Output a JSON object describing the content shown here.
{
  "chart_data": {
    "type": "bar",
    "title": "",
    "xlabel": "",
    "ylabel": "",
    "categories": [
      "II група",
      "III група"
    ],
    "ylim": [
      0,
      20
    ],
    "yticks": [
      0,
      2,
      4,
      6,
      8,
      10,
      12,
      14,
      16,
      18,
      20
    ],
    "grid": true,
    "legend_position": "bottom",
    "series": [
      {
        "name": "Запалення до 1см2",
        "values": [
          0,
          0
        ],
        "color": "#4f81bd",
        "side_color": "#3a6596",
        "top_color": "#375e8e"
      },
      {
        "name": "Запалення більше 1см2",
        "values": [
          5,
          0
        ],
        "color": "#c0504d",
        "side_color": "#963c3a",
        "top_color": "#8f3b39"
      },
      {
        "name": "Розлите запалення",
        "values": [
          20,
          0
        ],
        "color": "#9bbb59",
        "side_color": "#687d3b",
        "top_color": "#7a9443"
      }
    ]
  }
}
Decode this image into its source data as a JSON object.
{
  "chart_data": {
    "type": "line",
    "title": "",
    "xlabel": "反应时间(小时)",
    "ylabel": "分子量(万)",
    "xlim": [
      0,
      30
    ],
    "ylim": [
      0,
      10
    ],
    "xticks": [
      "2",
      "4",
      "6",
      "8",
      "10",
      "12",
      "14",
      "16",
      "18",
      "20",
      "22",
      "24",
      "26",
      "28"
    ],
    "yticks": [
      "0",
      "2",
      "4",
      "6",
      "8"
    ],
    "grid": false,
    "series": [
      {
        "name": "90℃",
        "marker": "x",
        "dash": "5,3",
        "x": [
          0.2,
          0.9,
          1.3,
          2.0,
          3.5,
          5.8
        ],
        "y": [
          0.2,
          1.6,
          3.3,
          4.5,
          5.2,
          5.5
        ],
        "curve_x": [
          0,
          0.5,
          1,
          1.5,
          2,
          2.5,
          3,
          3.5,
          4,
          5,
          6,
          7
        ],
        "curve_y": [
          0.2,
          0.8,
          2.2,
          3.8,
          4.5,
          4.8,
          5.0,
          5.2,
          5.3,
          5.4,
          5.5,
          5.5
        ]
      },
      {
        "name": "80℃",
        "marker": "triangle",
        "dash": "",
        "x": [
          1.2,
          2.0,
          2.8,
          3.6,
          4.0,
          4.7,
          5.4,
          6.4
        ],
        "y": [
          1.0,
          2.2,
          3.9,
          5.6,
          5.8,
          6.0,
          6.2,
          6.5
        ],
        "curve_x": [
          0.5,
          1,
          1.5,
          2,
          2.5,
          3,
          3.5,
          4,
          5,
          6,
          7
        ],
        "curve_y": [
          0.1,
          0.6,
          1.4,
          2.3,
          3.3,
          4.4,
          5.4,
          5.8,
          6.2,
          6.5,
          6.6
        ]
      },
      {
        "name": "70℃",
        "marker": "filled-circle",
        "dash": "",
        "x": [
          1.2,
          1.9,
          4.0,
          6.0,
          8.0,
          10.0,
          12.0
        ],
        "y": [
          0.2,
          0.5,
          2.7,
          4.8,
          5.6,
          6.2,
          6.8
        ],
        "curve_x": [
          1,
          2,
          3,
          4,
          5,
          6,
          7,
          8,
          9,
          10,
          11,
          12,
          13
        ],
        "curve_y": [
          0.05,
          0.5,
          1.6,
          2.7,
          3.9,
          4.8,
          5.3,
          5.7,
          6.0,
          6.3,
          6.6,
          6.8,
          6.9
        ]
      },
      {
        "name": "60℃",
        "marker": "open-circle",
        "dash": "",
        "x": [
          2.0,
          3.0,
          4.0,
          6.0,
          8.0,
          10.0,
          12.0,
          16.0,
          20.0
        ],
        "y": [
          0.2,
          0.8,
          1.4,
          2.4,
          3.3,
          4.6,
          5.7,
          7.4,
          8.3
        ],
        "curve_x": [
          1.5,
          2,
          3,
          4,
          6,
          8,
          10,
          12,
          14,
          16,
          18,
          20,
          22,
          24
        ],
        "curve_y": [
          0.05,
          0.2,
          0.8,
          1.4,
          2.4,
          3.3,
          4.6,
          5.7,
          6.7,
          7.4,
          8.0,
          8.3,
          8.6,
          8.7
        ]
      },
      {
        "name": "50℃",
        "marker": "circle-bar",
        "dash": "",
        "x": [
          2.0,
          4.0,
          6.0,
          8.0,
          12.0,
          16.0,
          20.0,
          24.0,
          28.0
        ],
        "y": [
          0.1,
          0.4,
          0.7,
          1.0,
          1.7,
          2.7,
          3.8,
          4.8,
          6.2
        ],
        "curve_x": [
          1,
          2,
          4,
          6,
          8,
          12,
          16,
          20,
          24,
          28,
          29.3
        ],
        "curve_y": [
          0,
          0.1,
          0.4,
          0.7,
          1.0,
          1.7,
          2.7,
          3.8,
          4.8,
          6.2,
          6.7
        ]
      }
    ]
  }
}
- - - -
Your task is to print the whole listing again exactly.

# [Exercise output]
Output a JSON object describing the content shown here.
{
  "chart_data": {
    "type": "bar",
    "title": "",
    "xlabel": "",
    "ylabel": "",
    "categories": [
      "II група",
      "III група"
    ],
    "ylim": [
      0,
      20
    ],
    "yticks": [
      0,
      2,
      4,
      6,
      8,
      10,
      12,
      14,
      16,
      18,
      20
    ],
    "grid": true,
    "legend_position": "bottom",
    "series": [
      {
        "name": "Запалення до 1см2",
        "values": [
          0,
          0
        ],
        "color": "#4f81bd",
        "side_color": "#3a6596",
        "top_color": "#375e8e"
      },
      {
        "name": "Запалення більше 1см2",
        "values": [
          5,
          0
        ],
        "color": "#c0504d",
        "side_color": "#963c3a",
        "top_color": "#8f3b39"
      },
      {
        "name": "Розлите запалення",
        "values": [
          20,
          0
        ],
        "color": "#9bbb59",
        "side_color": "#687d3b",
        "top_color": "#7a9443"
      }
    ]
  }
}
Decode this image into its source data as a JSON object.
{
  "chart_data": {
    "type": "line",
    "title": "",
    "xlabel": "反应时间(小时)",
    "ylabel": "分子量(万)",
    "xlim": [
      0,
      30
    ],
    "ylim": [
      0,
      10
    ],
    "xticks": [
      "2",
      "4",
      "6",
      "8",
      "10",
      "12",
      "14",
      "16",
      "18",
      "20",
      "22",
      "24",
      "26",
      "28"
    ],
    "yticks": [
      "0",
      "2",
      "4",
      "6",
      "8"
    ],
    "grid": false,
    "series": [
      {
        "name": "90℃",
        "marker": "x",
        "dash": "5,3",
        "x": [
          0.2,
          0.9,
          1.3,
          2.0,
          3.5,
          5.8
        ],
        "y": [
          0.2,
          1.6,
          3.3,
          4.5,
          5.2,
          5.5
        ],
        "curve_x": [
          0,
          0.5,
          1,
          1.5,
          2,
          2.5,
          3,
          3.5,
          4,
          5,
          6,
          7
        ],
        "curve_y": [
          0.2,
          0.8,
          2.2,
          3.8,
          4.5,
          4.8,
          5.0,
          5.2,
          5.3,
          5.4,
          5.5,
          5.5
        ]
      },
      {
        "name": "80℃",
        "marker": "triangle",
        "dash": "",
        "x": [
          1.2,
          2.0,
          2.8,
          3.6,
          4.0,
          4.7,
          5.4,
          6.4
        ],
        "y": [
          1.0,
          2.2,
          3.9,
          5.6,
          5.8,
          6.0,
          6.2,
          6.5
        ],
        "curve_x": [
          0.5,
          1,
          1.5,
          2,
          2.5,
          3,
          3.5,
          4,
          5,
          6,
          7
        ],
        "curve_y": [
          0.1,
          0.6,
          1.4,
          2.3,
          3.3,
          4.4,
          5.4,
          5.8,
          6.2,
          6.5,
          6.6
        ]
      },
      {
        "name": "70℃",
        "marker": "filled-circle",
        "dash": "",
        "x": [
          1.2,
          1.9,
          4.0,
          6.0,
          8.0,
          10.0,
          12.0
        ],
        "y": [
          0.2,
          0.5,
          2.7,
          4.8,
          5.6,
          6.2,
          6.8
        ],
        "curve_x": [
          1,
          2,
          3,
          4,
          5,
          6,
          7,
          8,
          9,
          10,
          11,
          12,
          13
        ],
        "curve_y": [
          0.05,
          0.5,
          1.6,
          2.7,
          3.9,
          4.8,
          5.3,
          5.7,
          6.0,
          6.3,
          6.6,
          6.8,
          6.9
        ]
      },
      {
        "name": "60℃",
        "marker": "open-circle",
        "dash": "",
        "x": [
          2.0,
          3.0,
          4.0,
          6.0,
          8.0,
          10.0,
          12.0,
          16.0,
          20.0
        ],
        "y": [
          0.2,
          0.8,
          1.4,
          2.4,
          3.3,
          4.6,
          5.7,
          7.4,
          8.3
        ],
        "curve_x": [
          1.5,
          2,
          3,
          4,
          6,
          8,
          10,
          12,
          14,
          16,
          18,
          20,
          22,
          24
        ],
        "curve_y": [
          0.05,
          0.2,
          0.8,
          1.4,
          2.4,
          3.3,
          4.6,
          5.7,
          6.7,
          7.4,
          8.0,
          8.3,
          8.6,
          8.7
        ]
      },
      {
        "name": "50℃",
        "marker": "circle-bar",
        "dash": "",
        "x": [
          2.0,
          4.0,
          6.0,
          8.0,
          12.0,
          16.0,
          20.0,
          24.0,
          28.0
        ],
        "y": [
          0.1,
          0.4,
          0.7,
          1.0,
          1.7,
          2.7,
          3.8,
          4.8,
          6.2
        ],
        "curve_x": [
          1,
          2,
          4,
          6,
          8,
          12,
          16,
          20,
          24,
          28,
          29.3
        ],
        "curve_y": [
          0,
          0.1,
          0.4,
          0.7,
          1.0,
          1.7,
          2.7,
          3.8,
          4.8,
          6.2,
          6.7
        ]
      }
    ]
  }
}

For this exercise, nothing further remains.